__Estratto selezionato__.
━━━━━━━━━━━━━━━━━━━━━━━━━━━━━━
L'architetto paesaggista Andreas Kipar da trent’anni dirige lo studio di architettura del paesaggio e progettazione LAND (Keystone)


Quel desiderio di spazio e natura

Spiaggia a Lugano – L’idea lanciata dal linguista Alessio Petralli a Capodanno torna ad essere dibattuta e potrebbe realmente prendere forma, anche se non come proposta inizialmente
/ 19.08.2019
di Guido Grilli

Chi dice spiaggia oggi dice implicitamente natura, libertà. Andreas Kipar, 59 anni, architetto paesaggista di respiro internazionale – da trent’anni dirige lo studio di architettura del paesaggio e progettazione LAND, acronimo di «Landscape Architecture Nature Development» con diverse filiali in Europa, incluso Lugano che conosce bene – offre una singolare lettura al dibattito sull’opportunità di realizzare una spiaggia di sabbia dalla Foce al LAC. Il tema ha riconquistato le prime pagine dei giornali alla luce della discussione che lo scorso 6 agosto, in una gremita biblioteca cantonale, è stata lungamente dibattuta da esperti e dal sindaco, Marco Borradori, a otto mesi dalla cerimonia cittadina di capodanno, quando il suo promotore – il linguista Alessio Petralli – ne aveva parlato per la prima volta come di un sogno da esaudire.
━━━━━━━━━━━━━━━━━━━━━━━━━━━━━━
__Record presentati__.
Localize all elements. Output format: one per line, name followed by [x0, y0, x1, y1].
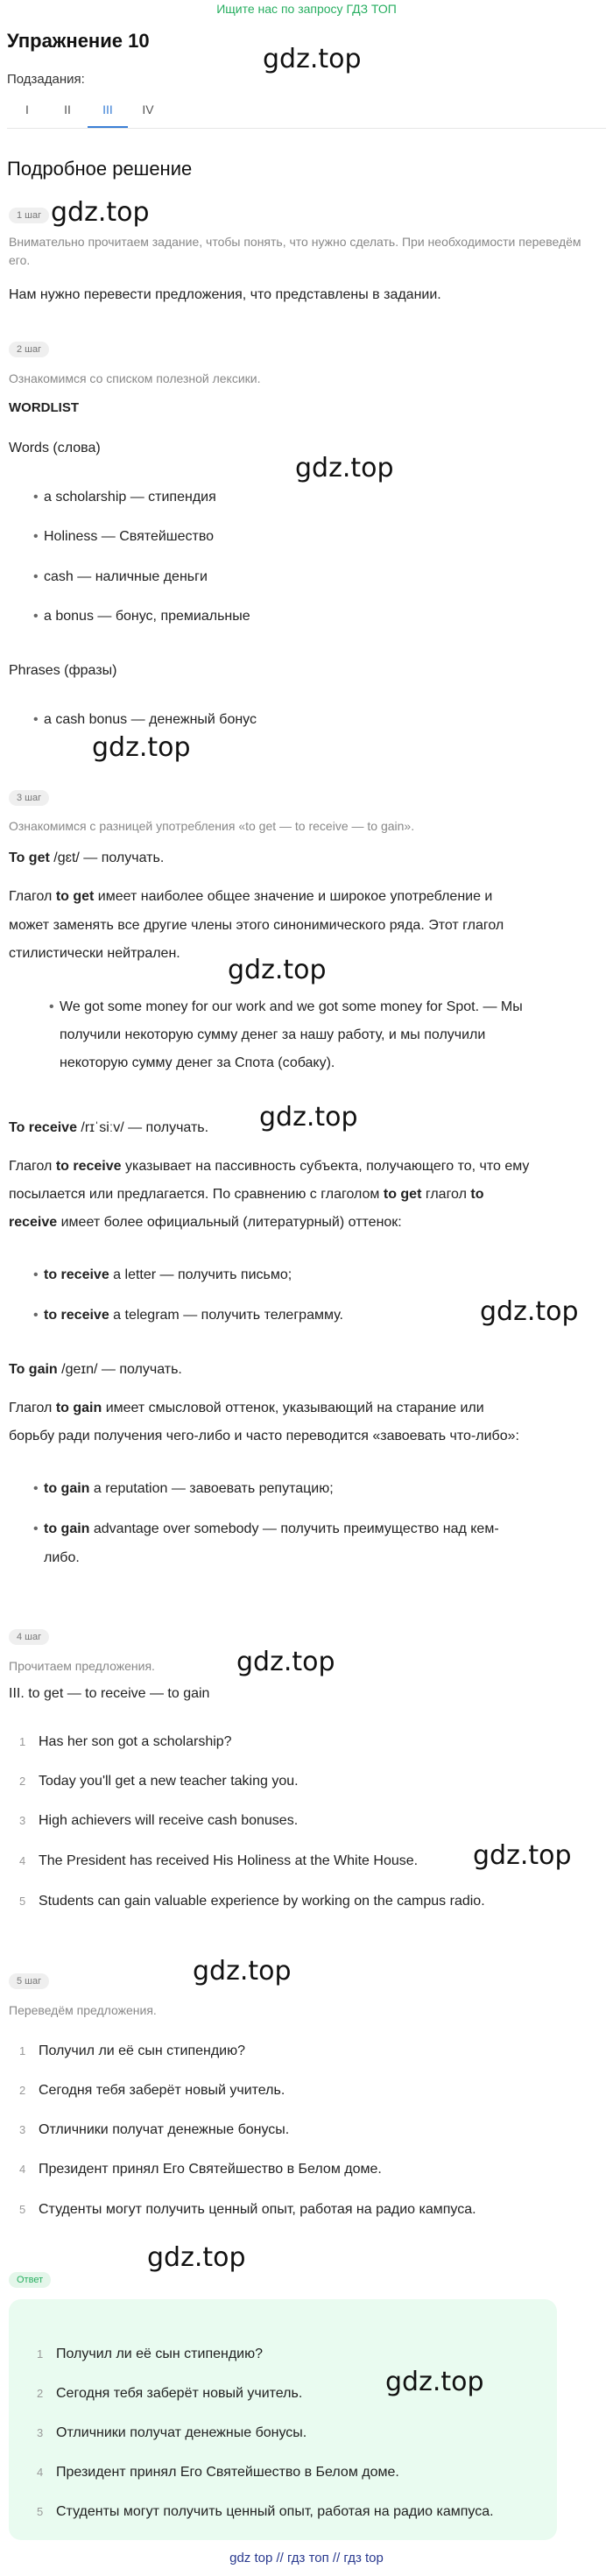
━━━━━━━━━━━━━━━━━━━━━━━━━━━━━━
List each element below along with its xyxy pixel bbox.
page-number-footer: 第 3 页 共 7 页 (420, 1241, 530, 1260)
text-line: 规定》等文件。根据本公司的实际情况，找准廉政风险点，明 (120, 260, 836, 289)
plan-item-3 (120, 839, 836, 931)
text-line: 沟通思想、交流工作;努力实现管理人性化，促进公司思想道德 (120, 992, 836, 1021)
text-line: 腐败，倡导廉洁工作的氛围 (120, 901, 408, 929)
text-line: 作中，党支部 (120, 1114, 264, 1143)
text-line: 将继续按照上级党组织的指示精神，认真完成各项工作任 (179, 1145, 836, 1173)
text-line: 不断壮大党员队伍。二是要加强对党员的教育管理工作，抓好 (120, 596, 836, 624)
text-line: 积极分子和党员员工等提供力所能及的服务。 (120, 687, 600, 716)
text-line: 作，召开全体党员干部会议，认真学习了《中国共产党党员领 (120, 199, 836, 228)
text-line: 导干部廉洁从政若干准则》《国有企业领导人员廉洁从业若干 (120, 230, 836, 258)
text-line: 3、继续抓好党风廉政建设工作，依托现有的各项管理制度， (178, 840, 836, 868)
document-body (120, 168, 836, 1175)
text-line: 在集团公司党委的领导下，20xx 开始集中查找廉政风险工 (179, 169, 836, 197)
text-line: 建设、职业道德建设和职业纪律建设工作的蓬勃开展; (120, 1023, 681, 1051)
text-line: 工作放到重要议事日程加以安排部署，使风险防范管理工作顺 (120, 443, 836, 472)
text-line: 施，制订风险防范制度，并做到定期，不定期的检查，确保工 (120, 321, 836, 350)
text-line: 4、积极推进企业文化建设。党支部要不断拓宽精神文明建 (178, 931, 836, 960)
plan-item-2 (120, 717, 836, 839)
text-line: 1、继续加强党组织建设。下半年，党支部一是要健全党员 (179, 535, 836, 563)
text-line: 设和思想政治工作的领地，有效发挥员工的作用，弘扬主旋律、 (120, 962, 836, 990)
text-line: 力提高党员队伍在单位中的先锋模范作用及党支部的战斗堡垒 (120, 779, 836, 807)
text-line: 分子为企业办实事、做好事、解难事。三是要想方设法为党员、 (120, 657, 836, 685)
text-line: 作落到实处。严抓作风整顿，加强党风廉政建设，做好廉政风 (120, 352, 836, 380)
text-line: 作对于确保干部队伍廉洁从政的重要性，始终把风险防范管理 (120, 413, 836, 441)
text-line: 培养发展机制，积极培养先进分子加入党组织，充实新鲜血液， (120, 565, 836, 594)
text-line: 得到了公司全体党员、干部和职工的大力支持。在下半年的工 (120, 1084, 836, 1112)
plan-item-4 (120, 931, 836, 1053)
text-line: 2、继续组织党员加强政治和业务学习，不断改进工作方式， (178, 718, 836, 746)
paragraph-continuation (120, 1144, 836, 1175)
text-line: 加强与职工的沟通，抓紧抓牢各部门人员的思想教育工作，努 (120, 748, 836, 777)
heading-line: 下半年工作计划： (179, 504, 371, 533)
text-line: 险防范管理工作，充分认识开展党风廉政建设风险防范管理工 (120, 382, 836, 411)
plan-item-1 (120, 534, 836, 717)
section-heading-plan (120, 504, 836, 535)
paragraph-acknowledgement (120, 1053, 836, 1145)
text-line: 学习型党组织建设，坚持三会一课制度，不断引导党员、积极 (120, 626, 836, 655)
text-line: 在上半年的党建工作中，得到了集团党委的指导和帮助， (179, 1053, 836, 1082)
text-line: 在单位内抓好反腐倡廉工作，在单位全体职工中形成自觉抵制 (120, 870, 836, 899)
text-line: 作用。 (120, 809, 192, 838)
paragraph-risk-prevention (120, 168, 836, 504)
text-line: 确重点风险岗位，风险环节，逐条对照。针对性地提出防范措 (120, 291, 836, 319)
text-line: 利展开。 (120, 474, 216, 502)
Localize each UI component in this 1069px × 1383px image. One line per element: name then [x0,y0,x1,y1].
━━━━━━━━━━━━━━━━━━━━━━━━━━━━━━
__Da svolgere__.
1. Per favore, trascrivi dall'articolo sulla spiaggia a Lugano il passo che va da "Chi dice spiaggia" fino a "sogno da esaudire." compreso.
2. Secondo l'articolo sulla spiaggia a Lugano, perché il tema è tornato sulle prime pagine dei giornali?

__Risposte corrette__.
1.
Chi dice spiaggia oggi dice implicitamente natura, libertà. Andreas Kipar, 59 anni, architetto paesaggista di respiro internazionale – da trent’anni dirige lo studio di architettura del paesaggio e progettazione LAND, acronimo di «Landscape Architecture Nature Development» con diverse filiali in Europa, incluso Lugano che conosce bene – offre una singolare lettura al dibattito sull’opportunità di realizzare una spiaggia di sabbia dalla Foce al LAC. Il tema ha riconquistato le prime pagine dei giornali alla luce della discussione che lo scorso 6 agosto, in una gremita biblioteca cantonale, è stata lungamente dibattuta da esperti e dal sindaco, Marco Borradori, a otto mesi dalla cerimonia cittadina di capodanno, quando il suo promotore – il linguista Alessio Petralli – ne aveva parlato per la prima volta come di un sogno da esaudire.

2. Il tema è tornato sulle prime pagine per la discussione del 6 agosto nella gremita biblioteca cantonale. Lì esperti e il sindaco Marco Borradori lo hanno dibattuto a lungo, otto mesi dopo la cerimonia di capodanno in cui il linguista Alessio Petralli ne aveva parlato per la prima volta.